[start]

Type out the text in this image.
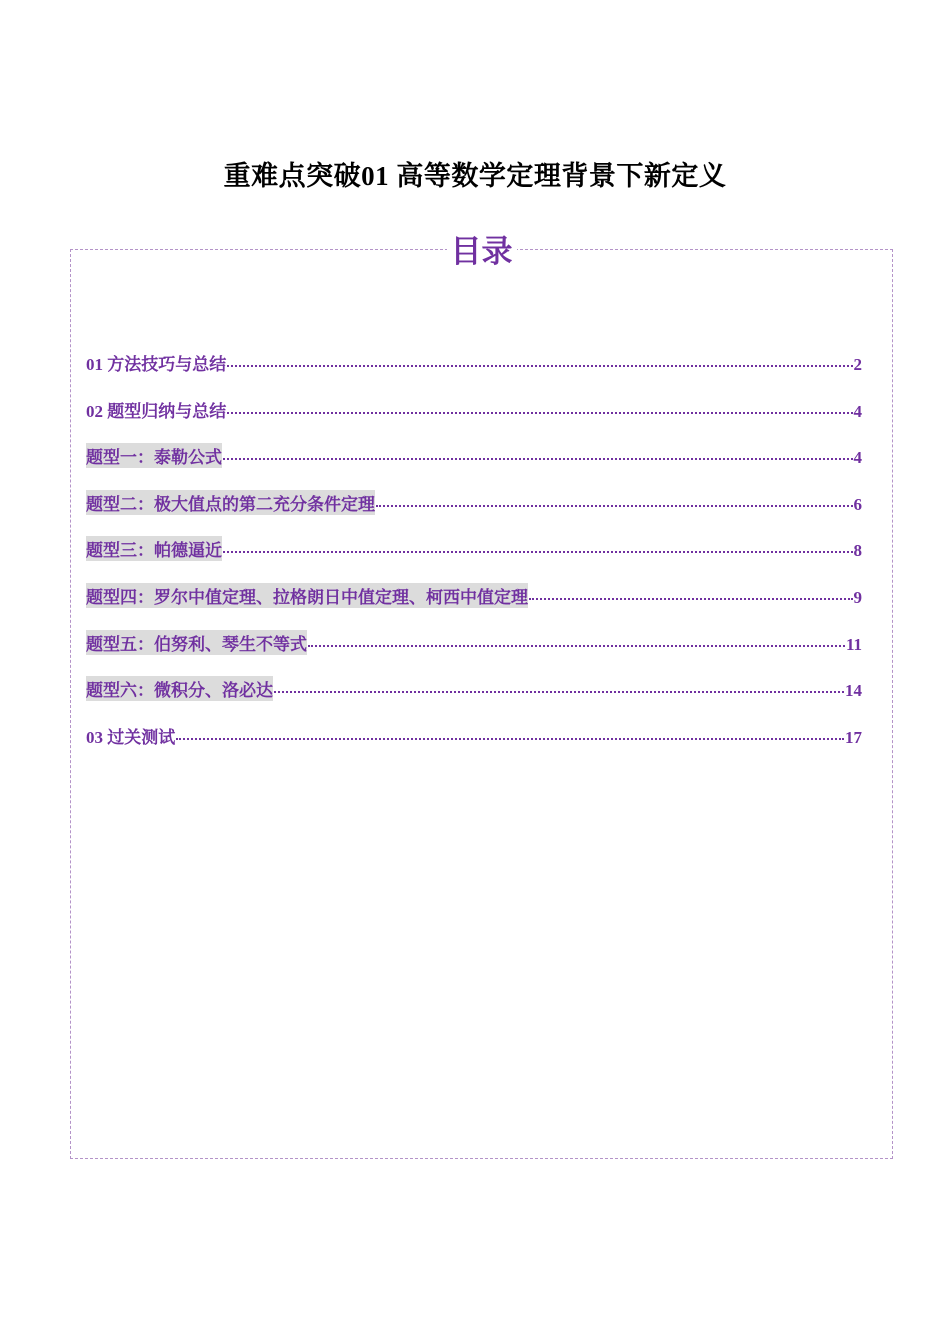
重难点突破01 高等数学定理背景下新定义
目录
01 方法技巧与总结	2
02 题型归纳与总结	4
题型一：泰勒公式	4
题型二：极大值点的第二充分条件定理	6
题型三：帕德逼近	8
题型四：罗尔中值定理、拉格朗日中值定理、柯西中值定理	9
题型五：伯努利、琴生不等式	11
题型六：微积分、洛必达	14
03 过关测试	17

[end]

# Problem
Quote the material word for word, dropping any images it holds.

# Output of the exercise
Type out the text in this image.
重难点突破01 高等数学定理背景下新定义
目录
01 方法技巧与总结	2
02 题型归纳与总结	4
题型一：泰勒公式	4
题型二：极大值点的第二充分条件定理	6
题型三：帕德逼近	8
题型四：罗尔中值定理、拉格朗日中值定理、柯西中值定理	9
题型五：伯努利、琴生不等式	11
题型六：微积分、洛必达	14
03 过关测试	17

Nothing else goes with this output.